[Dataset rows]
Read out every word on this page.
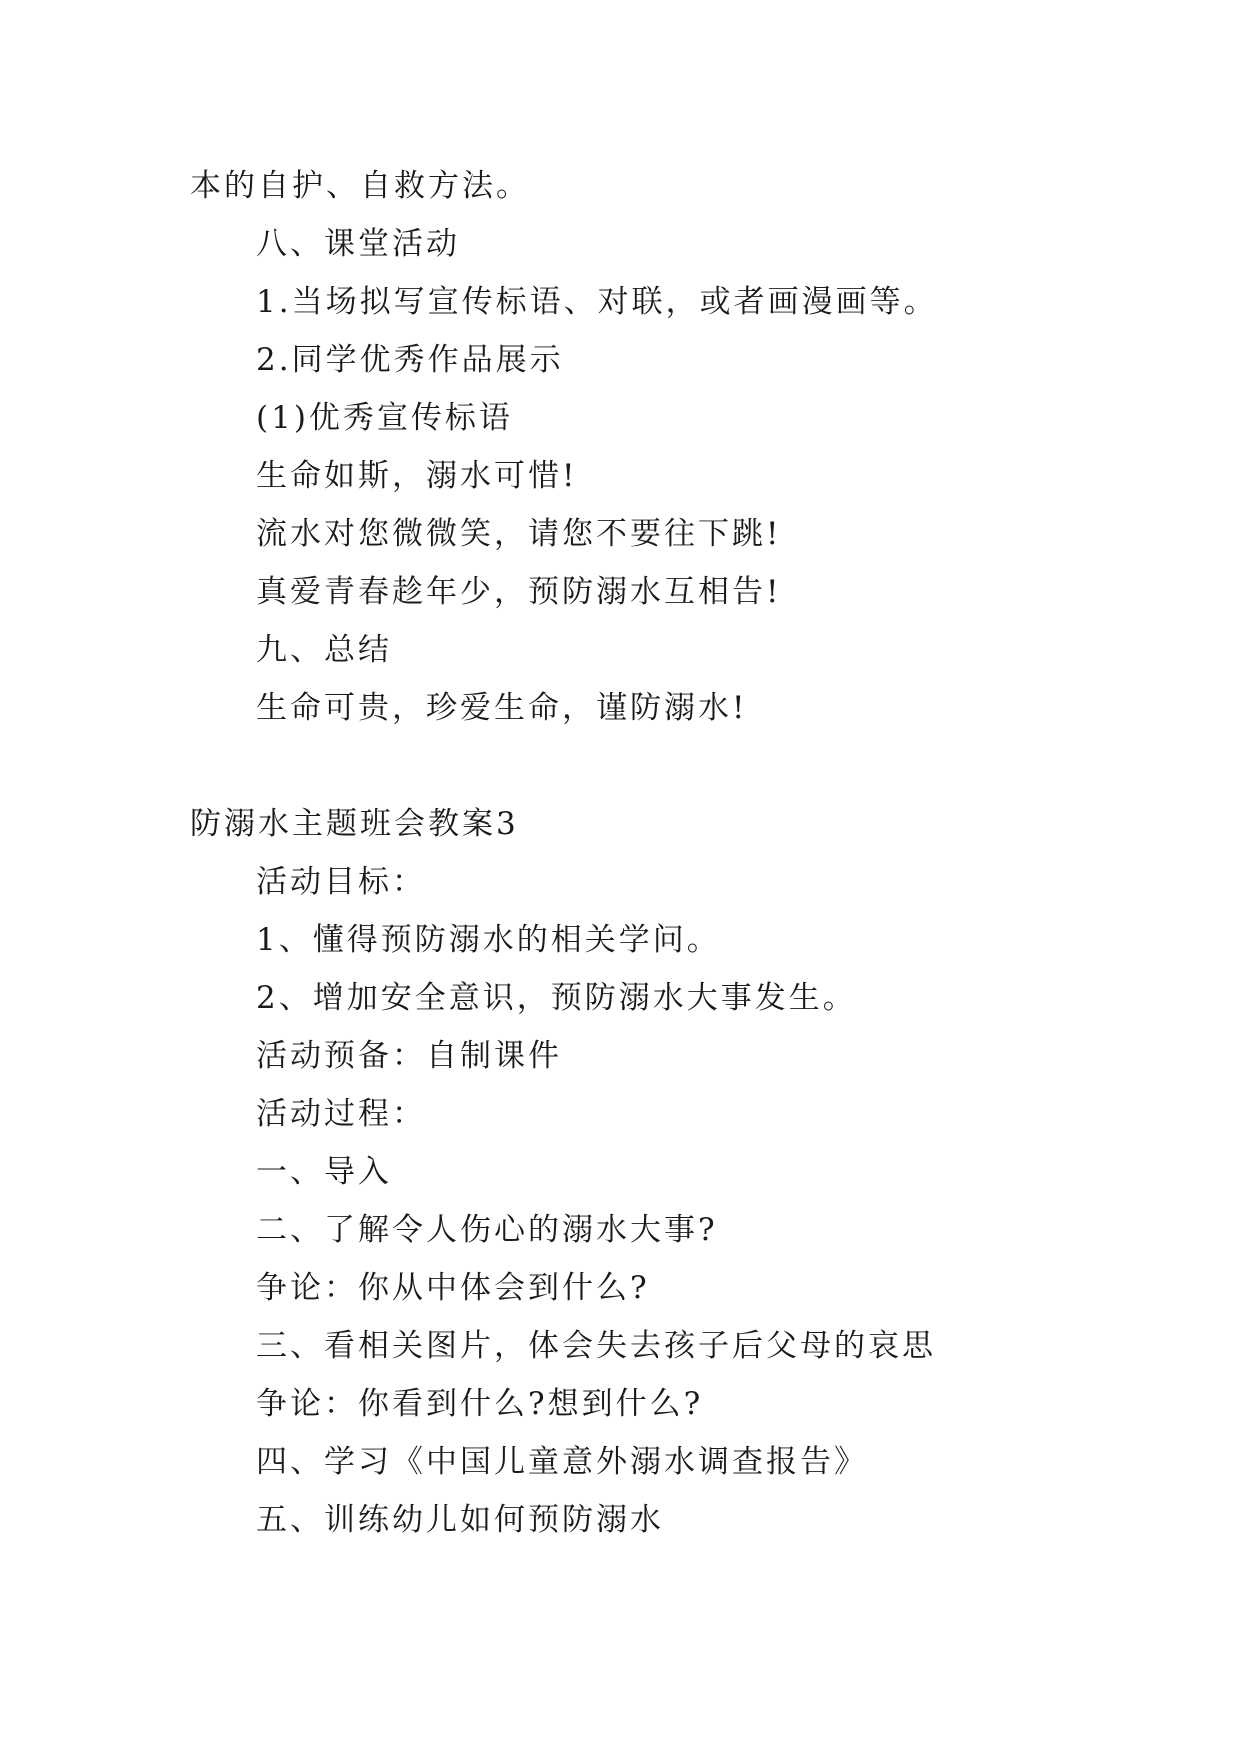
本的自护、自救方法。
八、课堂活动
1.当场拟写宣传标语、对联，或者画漫画等。
2.同学优秀作品展示
(1)优秀宣传标语
生命如斯，溺水可惜!
流水对您微微笑，请您不要往下跳!
真爱青春趁年少，预防溺水互相告!
九、总结
生命可贵，珍爱生命，谨防溺水!
防溺水主题班会教案3
活动目标：
1、懂得预防溺水的相关学问。
2、增加安全意识，预防溺水大事发生。
活动预备：自制课件
活动过程：
一、导入
二、了解令人伤心的溺水大事?
争论：你从中体会到什么?
三、看相关图片，体会失去孩子后父母的哀思
争论：你看到什么?想到什么?
四、学习《中国儿童意外溺水调查报告》
五、训练幼儿如何预防溺水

EXERCISE BRIEF → Set down all the entries exactly as they appear, but skip any pictures.

ANSWER IN FULL →
Read out every word on this page.
本的自护、自救方法。
八、课堂活动
1.当场拟写宣传标语、对联，或者画漫画等。
2.同学优秀作品展示
(1)优秀宣传标语
生命如斯，溺水可惜!
流水对您微微笑，请您不要往下跳!
真爱青春趁年少，预防溺水互相告!
九、总结
生命可贵，珍爱生命，谨防溺水!
防溺水主题班会教案3
活动目标：
1、懂得预防溺水的相关学问。
2、增加安全意识，预防溺水大事发生。
活动预备：自制课件
活动过程：
一、导入
二、了解令人伤心的溺水大事?
争论：你从中体会到什么?
三、看相关图片，体会失去孩子后父母的哀思
争论：你看到什么?想到什么?
四、学习《中国儿童意外溺水调查报告》
五、训练幼儿如何预防溺水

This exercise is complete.